### GOAL
Please write out the material below exactly as given.

-- Start RECORDS --

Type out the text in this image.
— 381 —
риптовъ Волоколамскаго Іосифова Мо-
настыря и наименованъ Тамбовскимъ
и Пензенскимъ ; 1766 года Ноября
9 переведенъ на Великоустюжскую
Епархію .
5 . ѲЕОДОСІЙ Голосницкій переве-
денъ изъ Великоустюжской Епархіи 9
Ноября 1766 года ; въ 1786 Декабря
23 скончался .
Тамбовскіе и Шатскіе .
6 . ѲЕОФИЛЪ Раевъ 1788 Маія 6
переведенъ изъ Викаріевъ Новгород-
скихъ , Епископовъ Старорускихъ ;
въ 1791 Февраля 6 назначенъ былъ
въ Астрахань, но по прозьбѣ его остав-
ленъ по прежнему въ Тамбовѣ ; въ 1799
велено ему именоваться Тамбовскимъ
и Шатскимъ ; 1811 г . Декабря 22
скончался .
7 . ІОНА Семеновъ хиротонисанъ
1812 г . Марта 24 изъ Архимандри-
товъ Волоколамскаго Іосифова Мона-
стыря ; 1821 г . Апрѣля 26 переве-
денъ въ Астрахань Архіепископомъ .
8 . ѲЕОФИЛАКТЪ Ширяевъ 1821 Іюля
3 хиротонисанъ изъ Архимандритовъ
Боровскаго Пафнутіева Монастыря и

-- End RECORDS --

### THE RESPONSE
Type out the text in this image.
— 381 —
риптовъ Волоколамскаго Іосифова Мо-
настыря и наименованъ Тамбовскимъ
и Пензенскимъ ; 1766 года Ноября
9 переведенъ на Великоустюжскую
Епархію .
5 . ѲЕОДОСІЙ Голосницкій переве-
денъ изъ Великоустюжской Епархіи 9
Ноября 1766 года ; въ 1786 Декабря
23 скончался .
Тамбовскіе и Шатскіе .
6 . ѲЕОФИЛЪ Раевъ 1788 Маія 6
переведенъ изъ Викаріевъ Новгород-
скихъ , Епископовъ Старорускихъ ;
въ 1791 Февраля 6 назначенъ былъ
въ Астрахань, но по прозьбѣ его остав-
ленъ по прежнему въ Тамбовѣ ; въ 1799
велено ему именоваться Тамбовскимъ
и Шатскимъ ; 1811 г . Декабря 22
скончался .
7 . ІОНА Семеновъ хиротонисанъ
1812 г . Марта 24 изъ Архимандри-
товъ Волоколамскаго Іосифова Мона-
стыря ; 1821 г . Апрѣля 26 переве-
денъ въ Астрахань Архіепископомъ .
8 . ѲЕОФИЛАКТЪ Ширяевъ 1821 Іюля
3 хиротонисанъ изъ Архимандритовъ
Боровскаго Пафнутіева Монастыря и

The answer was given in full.